→ Exercise task:
Report every line in the listing below where the string "label" shows up.
START Given data
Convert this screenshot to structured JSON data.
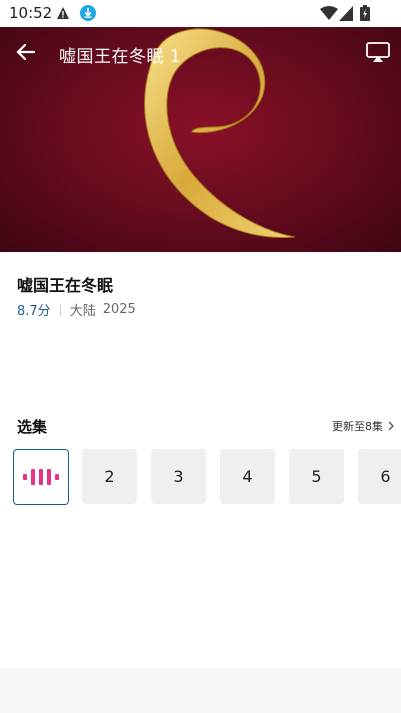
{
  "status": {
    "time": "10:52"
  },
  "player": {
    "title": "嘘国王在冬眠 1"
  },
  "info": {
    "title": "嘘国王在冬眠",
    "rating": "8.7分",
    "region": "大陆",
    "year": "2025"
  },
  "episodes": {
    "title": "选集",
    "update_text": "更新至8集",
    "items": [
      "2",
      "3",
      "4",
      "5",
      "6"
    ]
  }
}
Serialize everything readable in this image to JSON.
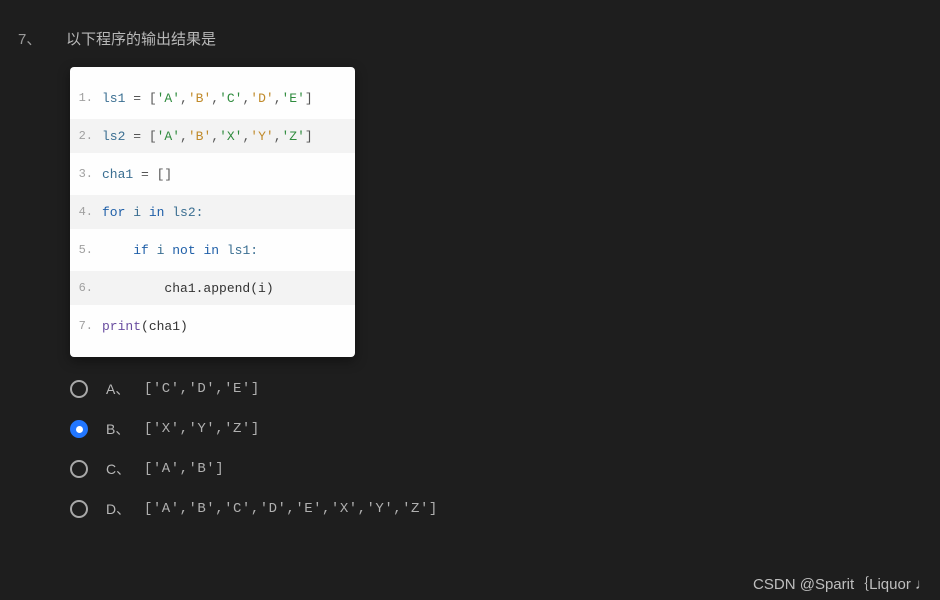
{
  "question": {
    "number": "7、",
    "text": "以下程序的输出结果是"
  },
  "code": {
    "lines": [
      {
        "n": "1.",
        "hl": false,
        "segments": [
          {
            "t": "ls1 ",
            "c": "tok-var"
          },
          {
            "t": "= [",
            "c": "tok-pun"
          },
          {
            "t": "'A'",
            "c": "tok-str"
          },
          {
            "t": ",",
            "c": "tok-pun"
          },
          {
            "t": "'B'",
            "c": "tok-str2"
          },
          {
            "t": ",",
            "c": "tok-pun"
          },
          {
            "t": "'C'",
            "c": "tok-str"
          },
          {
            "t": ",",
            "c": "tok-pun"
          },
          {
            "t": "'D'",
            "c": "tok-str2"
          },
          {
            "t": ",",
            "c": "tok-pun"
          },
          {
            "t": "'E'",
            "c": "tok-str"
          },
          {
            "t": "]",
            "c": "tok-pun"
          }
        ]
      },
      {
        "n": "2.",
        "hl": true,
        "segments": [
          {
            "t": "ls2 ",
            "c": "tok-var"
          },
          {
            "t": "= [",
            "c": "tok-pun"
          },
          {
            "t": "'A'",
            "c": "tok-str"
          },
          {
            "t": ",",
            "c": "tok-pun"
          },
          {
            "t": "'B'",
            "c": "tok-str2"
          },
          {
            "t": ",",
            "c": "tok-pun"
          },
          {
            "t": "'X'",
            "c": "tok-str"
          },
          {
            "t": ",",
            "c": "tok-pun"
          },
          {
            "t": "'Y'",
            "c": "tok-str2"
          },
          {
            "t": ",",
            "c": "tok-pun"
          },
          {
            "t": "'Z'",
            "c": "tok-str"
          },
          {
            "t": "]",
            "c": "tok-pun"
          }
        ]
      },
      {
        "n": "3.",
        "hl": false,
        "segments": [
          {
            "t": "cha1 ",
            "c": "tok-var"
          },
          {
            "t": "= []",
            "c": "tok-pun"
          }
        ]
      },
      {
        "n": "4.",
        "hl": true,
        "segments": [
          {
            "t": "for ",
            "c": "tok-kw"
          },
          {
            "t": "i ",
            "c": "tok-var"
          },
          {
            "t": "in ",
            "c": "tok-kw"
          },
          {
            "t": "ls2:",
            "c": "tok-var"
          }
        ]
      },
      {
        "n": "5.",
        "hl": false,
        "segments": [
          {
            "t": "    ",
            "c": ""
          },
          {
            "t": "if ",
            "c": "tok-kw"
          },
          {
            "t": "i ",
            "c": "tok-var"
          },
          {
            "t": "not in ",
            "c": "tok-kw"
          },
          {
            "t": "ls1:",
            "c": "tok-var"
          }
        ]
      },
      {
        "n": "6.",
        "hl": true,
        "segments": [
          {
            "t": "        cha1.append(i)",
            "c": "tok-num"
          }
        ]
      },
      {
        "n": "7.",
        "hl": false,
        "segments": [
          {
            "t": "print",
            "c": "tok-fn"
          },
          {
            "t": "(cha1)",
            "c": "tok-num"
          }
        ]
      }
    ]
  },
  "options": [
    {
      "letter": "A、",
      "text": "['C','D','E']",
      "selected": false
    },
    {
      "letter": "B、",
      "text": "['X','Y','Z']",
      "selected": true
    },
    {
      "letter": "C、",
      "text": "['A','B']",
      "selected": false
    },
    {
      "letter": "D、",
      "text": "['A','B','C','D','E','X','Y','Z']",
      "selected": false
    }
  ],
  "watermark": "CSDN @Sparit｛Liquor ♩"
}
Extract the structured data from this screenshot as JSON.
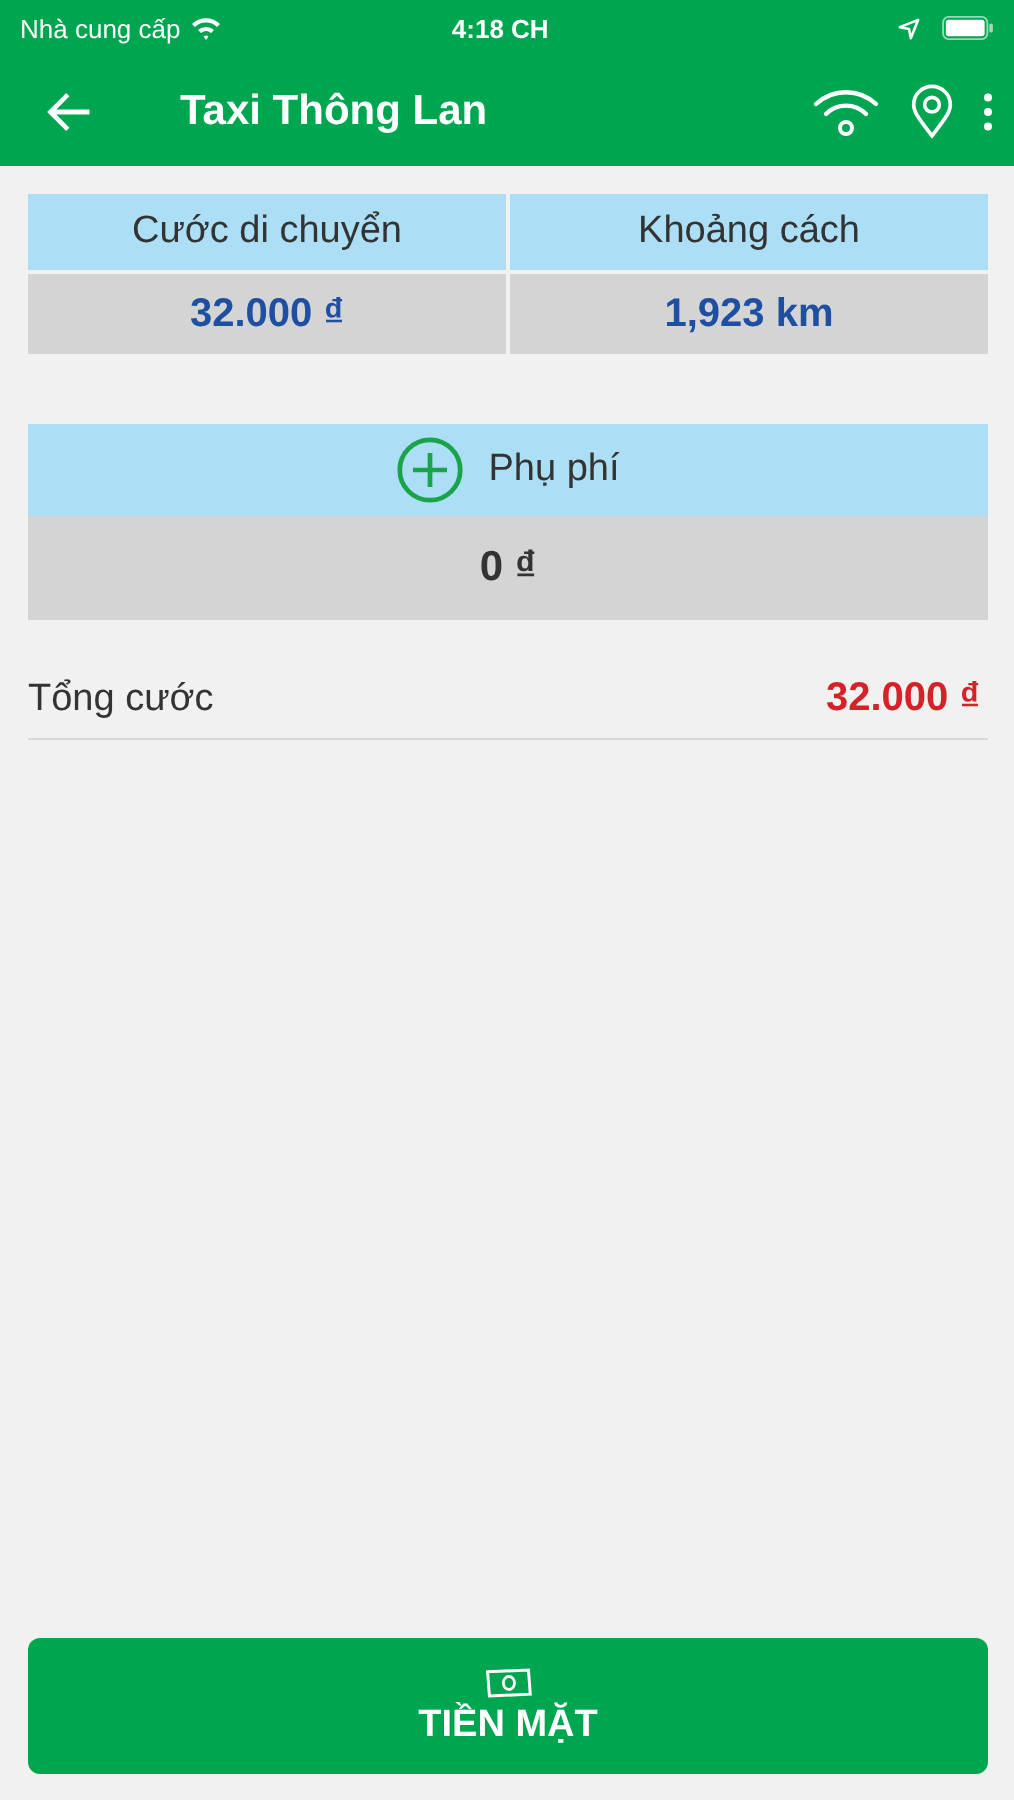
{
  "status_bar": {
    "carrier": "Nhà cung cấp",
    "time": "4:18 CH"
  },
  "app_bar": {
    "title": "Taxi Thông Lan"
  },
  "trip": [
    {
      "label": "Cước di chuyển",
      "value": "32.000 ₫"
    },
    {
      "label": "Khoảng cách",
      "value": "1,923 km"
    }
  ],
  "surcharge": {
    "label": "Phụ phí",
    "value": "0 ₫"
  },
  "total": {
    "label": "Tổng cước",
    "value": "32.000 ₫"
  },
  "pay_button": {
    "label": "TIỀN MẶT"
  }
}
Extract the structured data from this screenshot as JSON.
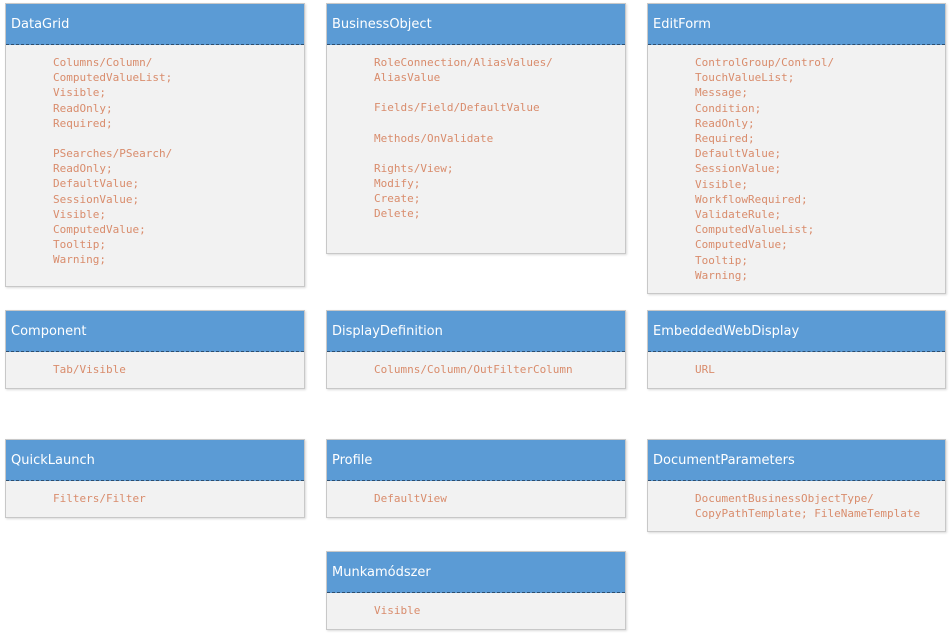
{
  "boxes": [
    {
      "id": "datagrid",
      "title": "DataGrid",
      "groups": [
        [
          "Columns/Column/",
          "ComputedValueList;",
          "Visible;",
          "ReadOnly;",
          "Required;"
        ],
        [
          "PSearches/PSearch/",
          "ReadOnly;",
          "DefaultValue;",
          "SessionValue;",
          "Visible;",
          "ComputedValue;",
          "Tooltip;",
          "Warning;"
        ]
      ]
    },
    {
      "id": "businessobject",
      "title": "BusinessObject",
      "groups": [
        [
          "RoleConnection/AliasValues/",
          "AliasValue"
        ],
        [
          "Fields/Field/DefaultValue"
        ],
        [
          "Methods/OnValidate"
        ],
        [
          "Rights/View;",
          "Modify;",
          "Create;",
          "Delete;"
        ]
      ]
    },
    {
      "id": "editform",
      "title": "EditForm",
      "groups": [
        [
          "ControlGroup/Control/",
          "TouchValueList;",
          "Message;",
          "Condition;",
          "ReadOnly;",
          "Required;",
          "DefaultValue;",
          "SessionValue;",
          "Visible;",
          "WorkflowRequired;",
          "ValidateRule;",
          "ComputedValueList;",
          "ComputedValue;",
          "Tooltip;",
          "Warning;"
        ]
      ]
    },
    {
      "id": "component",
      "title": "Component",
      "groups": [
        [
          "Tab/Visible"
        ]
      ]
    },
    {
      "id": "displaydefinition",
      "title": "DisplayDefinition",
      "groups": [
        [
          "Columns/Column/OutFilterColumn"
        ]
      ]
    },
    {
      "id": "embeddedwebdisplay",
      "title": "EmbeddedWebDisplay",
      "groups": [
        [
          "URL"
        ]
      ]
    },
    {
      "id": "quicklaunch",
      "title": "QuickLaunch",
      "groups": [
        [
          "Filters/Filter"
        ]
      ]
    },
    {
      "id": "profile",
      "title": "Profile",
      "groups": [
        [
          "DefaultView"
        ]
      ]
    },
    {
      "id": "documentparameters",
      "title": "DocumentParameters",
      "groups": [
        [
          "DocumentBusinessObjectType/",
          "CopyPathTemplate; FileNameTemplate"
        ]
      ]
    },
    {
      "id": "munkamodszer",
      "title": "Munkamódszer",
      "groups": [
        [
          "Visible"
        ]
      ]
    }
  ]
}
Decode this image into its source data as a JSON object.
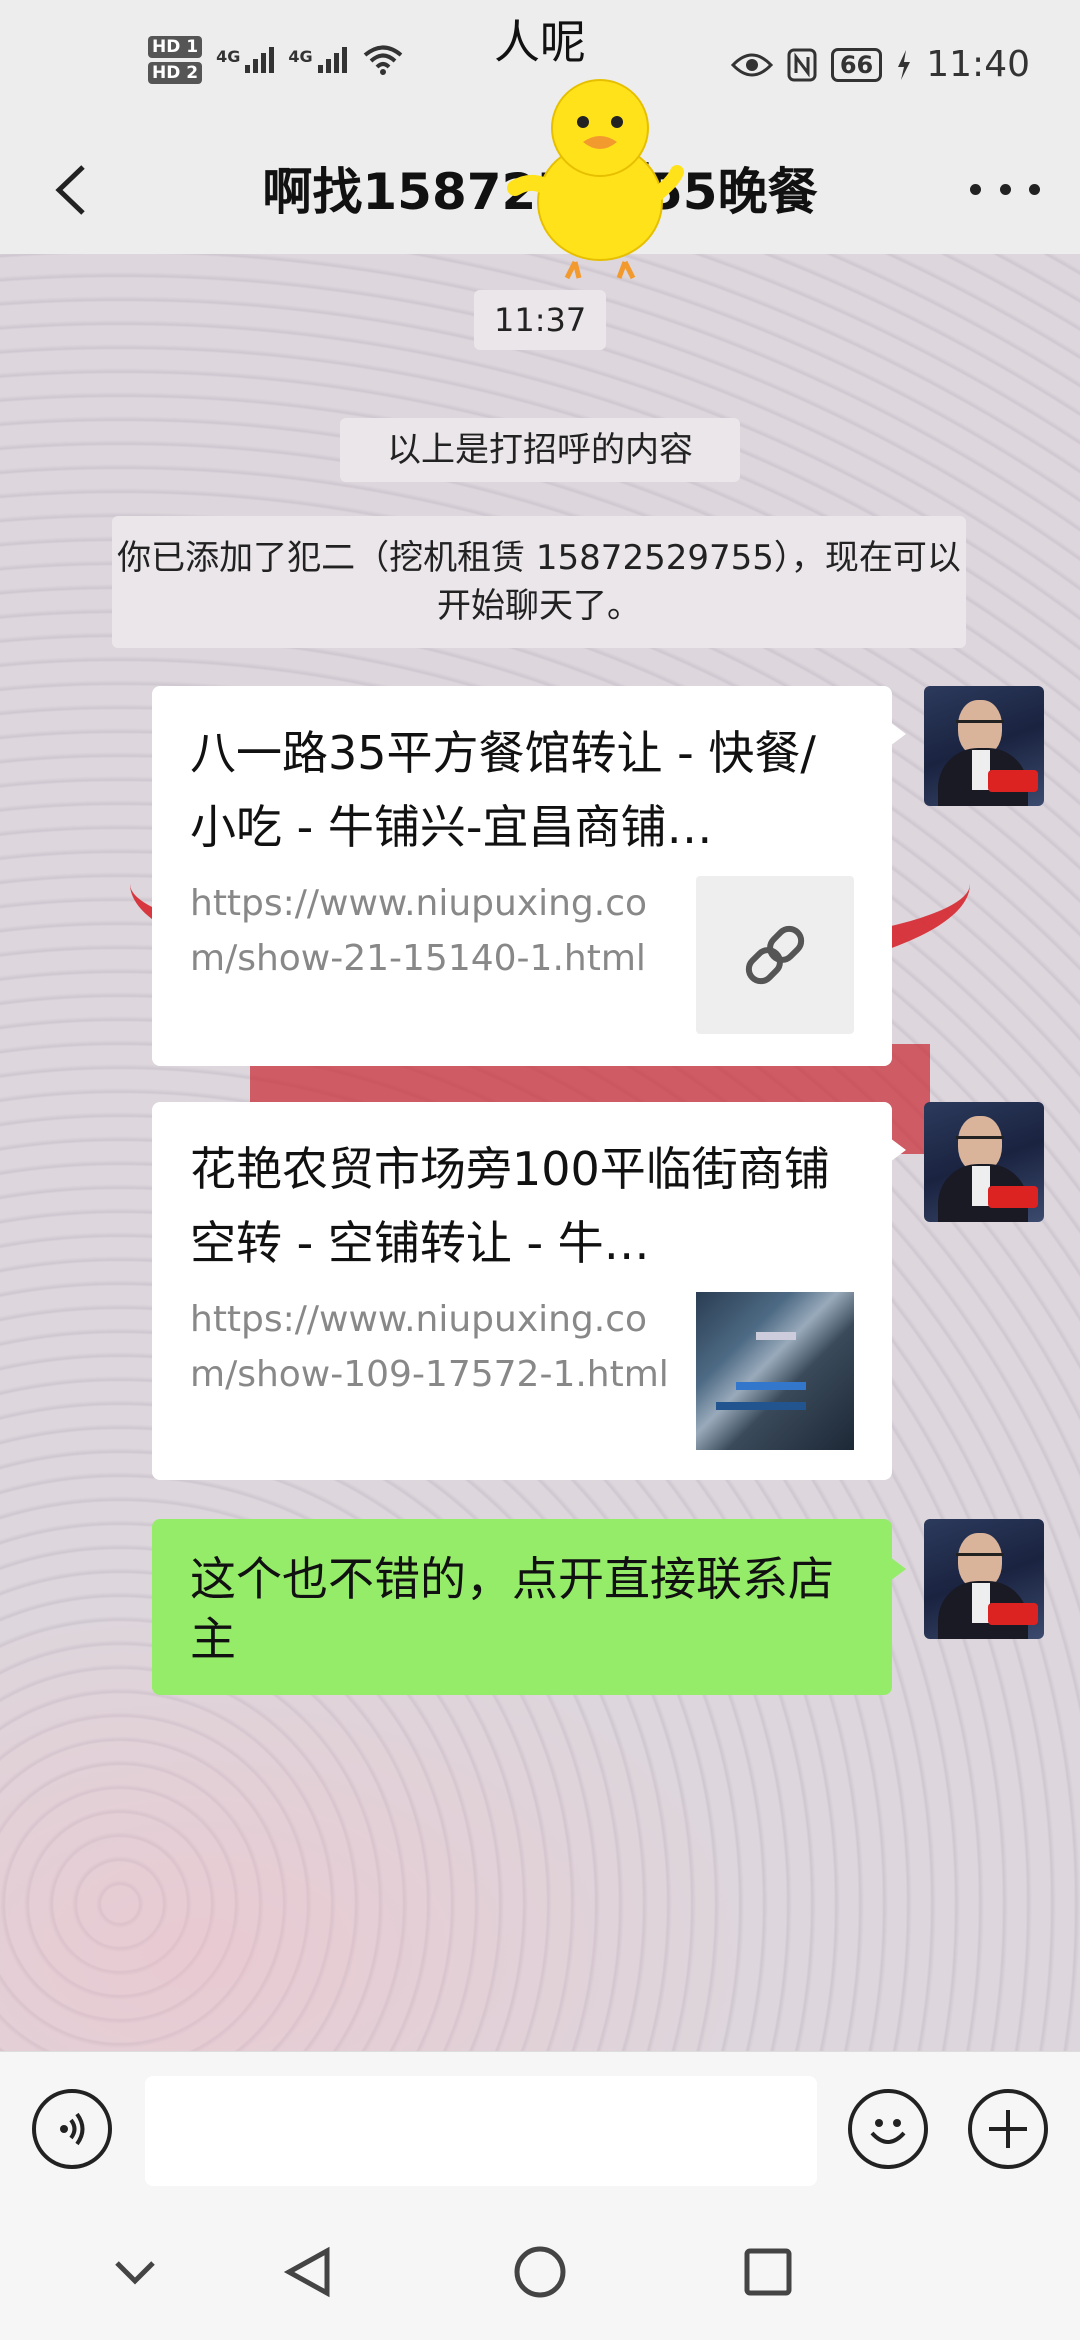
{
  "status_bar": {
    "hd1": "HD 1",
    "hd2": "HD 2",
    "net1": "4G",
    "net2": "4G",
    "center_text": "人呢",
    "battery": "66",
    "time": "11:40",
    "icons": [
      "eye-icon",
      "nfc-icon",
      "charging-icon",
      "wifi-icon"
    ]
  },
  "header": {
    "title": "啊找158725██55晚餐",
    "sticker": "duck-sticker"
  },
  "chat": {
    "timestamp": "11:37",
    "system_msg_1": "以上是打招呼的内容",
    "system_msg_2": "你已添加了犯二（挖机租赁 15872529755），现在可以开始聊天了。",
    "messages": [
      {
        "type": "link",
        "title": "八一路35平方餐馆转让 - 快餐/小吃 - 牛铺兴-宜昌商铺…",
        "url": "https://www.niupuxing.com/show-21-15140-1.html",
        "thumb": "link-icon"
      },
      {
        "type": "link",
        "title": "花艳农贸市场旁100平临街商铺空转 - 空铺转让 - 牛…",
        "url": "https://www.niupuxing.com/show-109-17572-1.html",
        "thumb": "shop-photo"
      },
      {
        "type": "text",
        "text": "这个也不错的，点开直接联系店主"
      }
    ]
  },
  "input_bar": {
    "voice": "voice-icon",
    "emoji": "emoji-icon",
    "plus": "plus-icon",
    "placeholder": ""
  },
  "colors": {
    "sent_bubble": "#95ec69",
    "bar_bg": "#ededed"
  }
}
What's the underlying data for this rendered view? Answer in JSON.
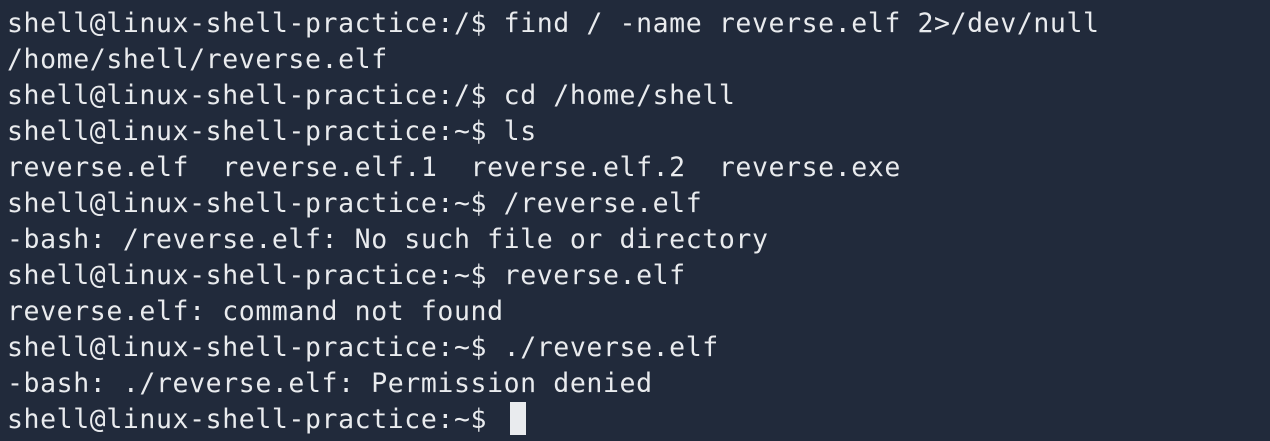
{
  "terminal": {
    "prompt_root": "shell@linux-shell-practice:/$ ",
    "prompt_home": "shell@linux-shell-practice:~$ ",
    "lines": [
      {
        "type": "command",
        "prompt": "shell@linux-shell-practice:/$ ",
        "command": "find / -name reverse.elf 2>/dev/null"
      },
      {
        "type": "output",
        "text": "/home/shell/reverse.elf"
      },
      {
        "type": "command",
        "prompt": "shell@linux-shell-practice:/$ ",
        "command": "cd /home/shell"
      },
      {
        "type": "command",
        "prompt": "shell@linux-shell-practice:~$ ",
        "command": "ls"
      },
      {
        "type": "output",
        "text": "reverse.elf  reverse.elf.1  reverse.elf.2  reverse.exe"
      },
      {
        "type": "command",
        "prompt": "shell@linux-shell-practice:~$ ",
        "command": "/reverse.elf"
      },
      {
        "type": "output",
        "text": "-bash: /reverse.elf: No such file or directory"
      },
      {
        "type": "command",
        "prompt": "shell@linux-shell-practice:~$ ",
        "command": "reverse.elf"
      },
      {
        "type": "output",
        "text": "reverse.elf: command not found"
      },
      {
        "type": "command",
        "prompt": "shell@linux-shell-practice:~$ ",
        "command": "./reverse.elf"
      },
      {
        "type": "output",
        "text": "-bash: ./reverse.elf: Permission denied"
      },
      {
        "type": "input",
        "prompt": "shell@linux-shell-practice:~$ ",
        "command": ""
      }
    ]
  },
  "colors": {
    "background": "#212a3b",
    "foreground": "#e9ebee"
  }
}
END Given data
→ Task solution:
      "label": "Cước di chuyển",
      "label": "Khoảng cách",
    "label": "Phụ phí",
    "label": "Tổng cước",
    "label": "TIỀN MẶT"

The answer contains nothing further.